_GIVEN PASSAGE_:

Tag Archives: Self-Awareness

Unlocking the Power of Student Confidence

A Conflicting Gift

Before winter break I received an amazing gift. No, it wasn’t a teacher mug or Starbucks gift card, although I received several of those too. It was a heart felt thank-you letter from one of my students. I didn’t even place it in the “good feelings” file where I put things to read when I am feeling discouraged to remind myself why I teach. It currently stays right on my computer podium so that I re-read it often.

This is not the first time that I have gotten a student note of appreciation, but this one hit different. The student shared that they never believed they were good at math until this year. Part of me felt gratified for helping this student see what I see in them every day, but part of me felt very sad that none of their previous six elementary teachers had unlocked this student’s belief in themself.

My school has advanced math classes (which I do not teach), and I highly suspect that many of my students downgrade their mathematical self image based on the fact that they are not in advanced math. My classes are not remedial, just regular 6th grade math, but many students see this class as a negative academically, especially if they are highly successful in their other subjects. They believe that they are “bad at math” or in the “dumb class” (their words, not mine).

I was surprised because the student who wrote this heartfelt note is one of my stronger math students. They are not a struggling student at all. Many students in their particular class have much lower skills and number sense requiring extra support and re-teaching. But this student is attentive, a creative problem-solver, a leader with their group at whiteboards, and performs well on assessments. Honestly, they are easy to teach.

Developing Confidence

Middle and high school is a time when most students are constantly attempting to figure out themselves. It’s a time concentrated on activities such as sports, arts, or passions. Friendships are often centered around similar interests and goals. Students may not articulate it, but sub-consciously they are determining their strengths and weaknesses creating value in who they believe they are.

I believe that a critical part of my job is to teach kid’s confidence in who they are as a person. Maybe in math too, but definitely in how they see themselves. An integral part of growing into adulthood is developing a positive self-image. I refuse to accept students’ statements that they are “not good at math.” I reframe it to “you don’t know how to do this yet.” I cannot force students to love math as I do, but I reject any negative comments about themselves.

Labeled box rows
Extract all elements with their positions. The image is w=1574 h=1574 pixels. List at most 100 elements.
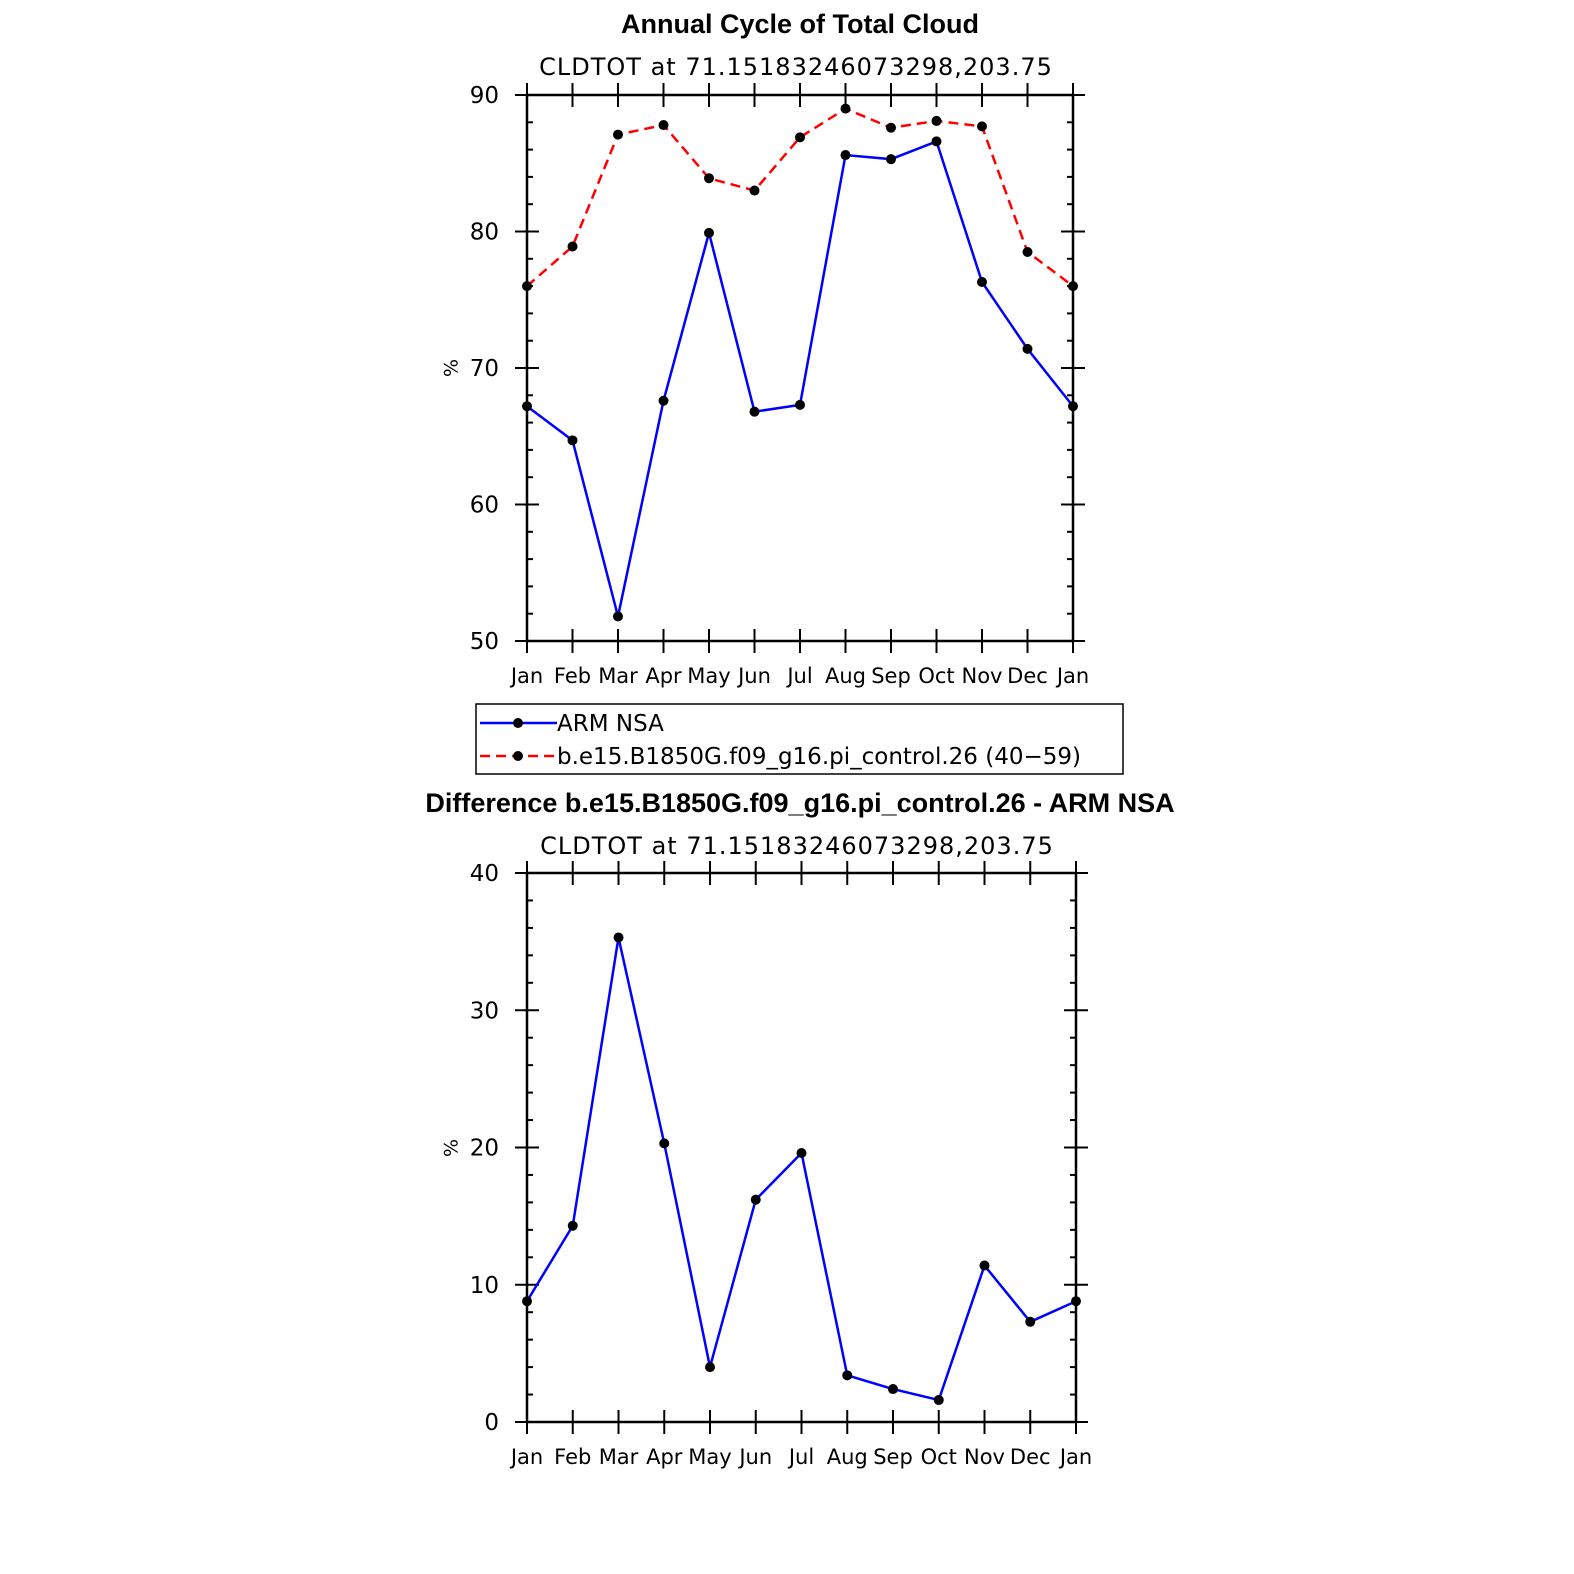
y-tick-labels: 50 60 70 80 90: [470, 83, 499, 655]
chart-title: Difference b.e15.B1850G.f09_g16.pi_contr…: [425, 788, 1174, 818]
data-point-0: [750, 1194, 761, 1205]
data-point-0: [1025, 1316, 1036, 1327]
data-point-1: [522, 281, 532, 292]
x-tick-label: Dec: [1007, 664, 1048, 688]
y-tick-label: 50: [470, 629, 499, 655]
data-point-0: [796, 1147, 807, 1158]
data-point-0: [522, 1296, 532, 1307]
data-point-1: [840, 103, 851, 114]
data-point-0: [886, 154, 896, 165]
data-point-1: [704, 173, 714, 184]
x-tick-label: Aug: [825, 664, 866, 688]
data-point-1: [886, 122, 896, 133]
data-point-0: [749, 406, 760, 417]
legend: ARM NSA b.e15.B1850G.f09_g16.pi_control.…: [475, 703, 1124, 775]
data-point-0: [933, 1395, 944, 1406]
series-group: [522, 103, 1078, 622]
x-tick-label: Jul: [785, 664, 812, 688]
data-point-0: [567, 1220, 578, 1231]
data-point-0: [705, 1362, 715, 1373]
data-point-0: [931, 136, 942, 147]
data-point-0: [840, 150, 851, 161]
x-tick-label: Jan: [509, 664, 543, 688]
ticks: [515, 83, 1085, 653]
x-tick-label: Jan: [1055, 664, 1089, 688]
legend-marker-arm-nsa: [513, 718, 523, 728]
legend-frame: [475, 703, 1124, 775]
data-point-0: [842, 1370, 853, 1381]
x-tick-label: Oct: [918, 664, 954, 688]
x-tick-label: Jan: [509, 1445, 543, 1469]
series-line-0: [525, 936, 1077, 1402]
y-axis-label: %: [441, 1139, 463, 1157]
y-tick-label: 0: [484, 1410, 499, 1436]
data-point-0: [795, 399, 805, 410]
data-point-0: [567, 435, 578, 446]
annual-cycle-chart: Annual Cycle of Total Cloud CLDTOT at 71…: [441, 9, 1090, 688]
x-tick-labels: Jan Feb Mar Apr May Jun Jul Aug Sep Oct Nov Dec Jan: [509, 1445, 1092, 1469]
ticks: [515, 861, 1088, 1434]
x-tick-label: Oct: [921, 1445, 957, 1469]
y-tick-label: 40: [470, 861, 499, 887]
data-point-0: [522, 401, 532, 412]
legend-label-model: b.e15.B1850G.f09_g16.pi_control.26 (40−5…: [557, 744, 1081, 770]
x-tick-label: May: [688, 1445, 731, 1469]
data-point-1: [1068, 281, 1078, 292]
y-tick-label: 20: [470, 1136, 499, 1162]
x-tick-label: Aug: [827, 1445, 868, 1469]
x-tick-label: Jan: [1058, 1445, 1092, 1469]
x-tick-label: Sep: [871, 664, 911, 688]
data-point-0: [613, 611, 623, 622]
x-tick-label: Mar: [598, 664, 638, 688]
x-tick-label: Nov: [962, 664, 1003, 688]
x-tick-labels: Jan Feb Mar Apr May Jun Jul Aug Sep Oct Nov Dec Jan: [509, 664, 1089, 688]
x-tick-label: Feb: [554, 1445, 591, 1469]
data-point-1: [795, 132, 805, 143]
data-point-1: [977, 121, 987, 132]
x-tick-label: Mar: [599, 1445, 639, 1469]
data-point-1: [567, 241, 578, 252]
x-tick-label: Jun: [737, 1445, 772, 1469]
y-tick-label: 10: [470, 1273, 499, 1299]
series-group: [522, 932, 1081, 1406]
data-point-0: [1071, 1296, 1081, 1307]
plot-frame: [525, 871, 1078, 1424]
data-point-1: [1022, 246, 1033, 257]
data-point-0: [1022, 343, 1033, 354]
legend-label-arm-nsa: ARM NSA: [557, 711, 664, 737]
y-tick-label: 90: [470, 83, 499, 109]
data-point-0: [888, 1384, 898, 1395]
data-point-0: [613, 932, 624, 943]
y-axis-label: %: [441, 359, 463, 377]
x-tick-label: Sep: [873, 1445, 913, 1469]
data-point-1: [658, 120, 669, 131]
x-tick-label: Nov: [964, 1445, 1005, 1469]
chart-title: Annual Cycle of Total Cloud: [621, 9, 979, 39]
y-tick-label: 80: [470, 220, 499, 246]
series-line-0: [526, 140, 1074, 618]
data-point-0: [704, 227, 714, 238]
data-point-0: [1068, 401, 1078, 412]
data-point-1: [749, 185, 760, 196]
data-point-1: [613, 129, 623, 140]
x-tick-label: May: [687, 664, 730, 688]
data-point-1: [931, 115, 942, 126]
data-point-0: [658, 395, 669, 406]
chart-subtitle: CLDTOT at 71.15183246073298,203.75: [539, 53, 1053, 81]
data-point-0: [977, 277, 987, 288]
plot-frame: [525, 93, 1075, 643]
x-tick-label: Jul: [787, 1445, 814, 1469]
data-point-0: [979, 1260, 990, 1271]
x-tick-label: Apr: [646, 1445, 683, 1469]
data-point-0: [659, 1138, 670, 1149]
x-tick-label: Jun: [736, 664, 771, 688]
y-tick-label: 30: [470, 998, 499, 1024]
chart-subtitle: CLDTOT at 71.15183246073298,203.75: [540, 832, 1054, 860]
x-tick-label: Feb: [554, 664, 591, 688]
y-tick-label: 60: [470, 493, 499, 519]
legend-marker-model: [513, 751, 523, 761]
x-tick-label: Dec: [1010, 1445, 1051, 1469]
difference-chart: Difference b.e15.B1850G.f09_g16.pi_contr…: [425, 788, 1174, 1469]
y-tick-label: 70: [470, 356, 499, 382]
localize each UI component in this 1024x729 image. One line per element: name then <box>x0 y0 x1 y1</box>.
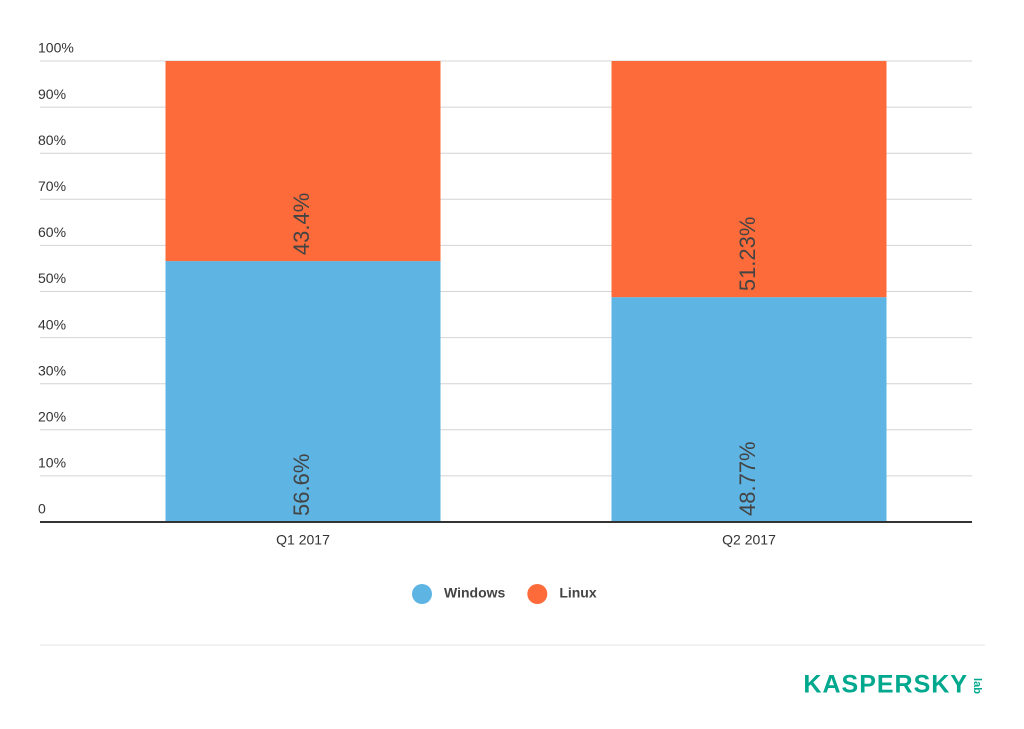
bar-segment <box>165 61 441 262</box>
y-tick-label: 70% <box>38 178 66 194</box>
value-label: 48.77% <box>735 441 760 516</box>
y-tick-label: 0 <box>38 501 46 517</box>
x-tick-label: Q1 2017 <box>276 532 330 548</box>
y-tick-label: 90% <box>38 86 66 102</box>
value-label: 51.23% <box>735 217 760 292</box>
bar-segment <box>165 261 441 522</box>
y-tick-label: 40% <box>38 316 66 332</box>
y-tick-label: 10% <box>38 455 66 471</box>
y-tick-label: 30% <box>38 362 66 378</box>
legend-label: Windows <box>444 585 506 601</box>
logo-sub: lab <box>971 678 983 694</box>
y-tick-label: 50% <box>38 270 66 286</box>
value-label: 43.4% <box>289 193 314 255</box>
legend-marker <box>412 584 432 604</box>
legend-label: Linux <box>559 585 597 601</box>
logo: KASPERSKY <box>803 671 968 699</box>
x-tick-label: Q2 2017 <box>722 532 776 548</box>
bar-segment <box>611 61 887 298</box>
bar-segment <box>611 297 887 522</box>
y-tick-label: 60% <box>38 224 66 240</box>
y-tick-label: 80% <box>38 132 66 148</box>
legend-marker <box>527 584 548 604</box>
value-label: 56.6% <box>289 454 314 516</box>
y-tick-label: 20% <box>38 409 66 425</box>
y-tick-label: 100% <box>38 40 74 56</box>
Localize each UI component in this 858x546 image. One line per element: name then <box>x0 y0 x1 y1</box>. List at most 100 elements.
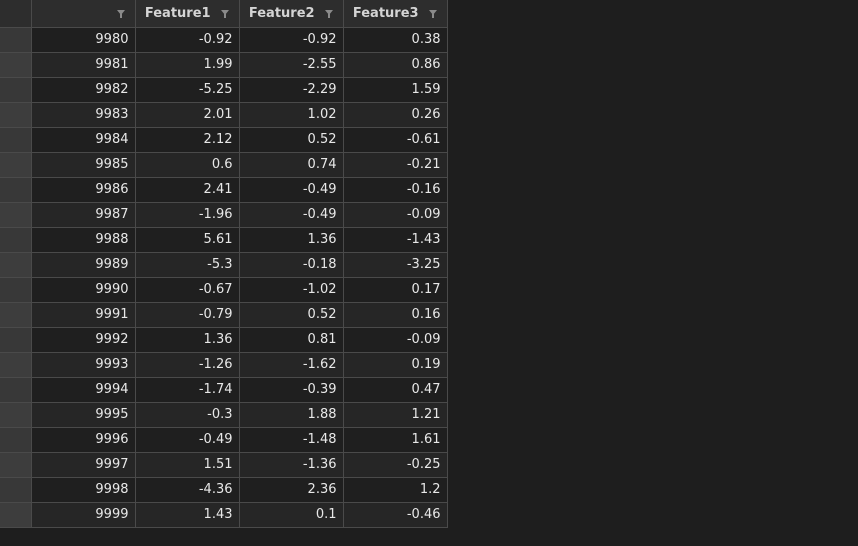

_WRITTEN PROBLEM 1_: Change the passage on student confidence from "Unlocking the Power" up to and including "belief in themself.", putting "classroom desk" in place of "computer podium".
_WRITTEN PROBLEM 2_: Repeat the labeled box rows from the line with "bar-segment <box>165 61 441 262</box>" up to and including the line with "bar-segment <box>611 61 887 298</box>".
The passage on student confidence and the rows come from unrelated sources.

_TASK RESULT 1_:
Unlocking the Power of Student Confidence

A Conflicting Gift

Before winter break I received an amazing gift. No, it wasn’t a teacher mug or Starbucks gift card, although I received several of those too. It was a heart felt thank-you letter from one of my students. I didn’t even place it in the “good feelings” file where I put things to read when I am feeling discouraged to remind myself why I teach. It currently stays right on my classroom desk so that I re-read it often.

This is not the first time that I have gotten a student note of appreciation, but this one hit different. The student shared that they never believed they were good at math until this year. Part of me felt gratified for helping this student see what I see in them every day, but part of me felt very sad that none of their previous six elementary teachers had unlocked this student’s belief in themself.

_TASK RESULT 2_:
bar-segment <box>165 61 441 262</box>
y-tick-label: 70% <box>38 178 66 194</box>
value-label: 48.77% <box>735 441 760 516</box>
y-tick-label: 0 <box>38 501 46 517</box>
x-tick-label: Q1 2017 <box>276 532 330 548</box>
y-tick-label: 90% <box>38 86 66 102</box>
value-label: 51.23% <box>735 217 760 292</box>
bar-segment <box>165 261 441 522</box>
y-tick-label: 40% <box>38 316 66 332</box>
y-tick-label: 10% <box>38 455 66 471</box>
y-tick-label: 30% <box>38 362 66 378</box>
legend-label: Windows <box>444 585 506 601</box>
logo-sub: lab <box>971 678 983 694</box>
y-tick-label: 50% <box>38 270 66 286</box>
value-label: 43.4% <box>289 193 314 255</box>
legend-marker <box>412 584 432 604</box>
legend-label: Linux <box>559 585 597 601</box>
logo: KASPERSKY <box>803 671 968 699</box>
x-tick-label: Q2 2017 <box>722 532 776 548</box>
bar-segment <box>611 61 887 298</box>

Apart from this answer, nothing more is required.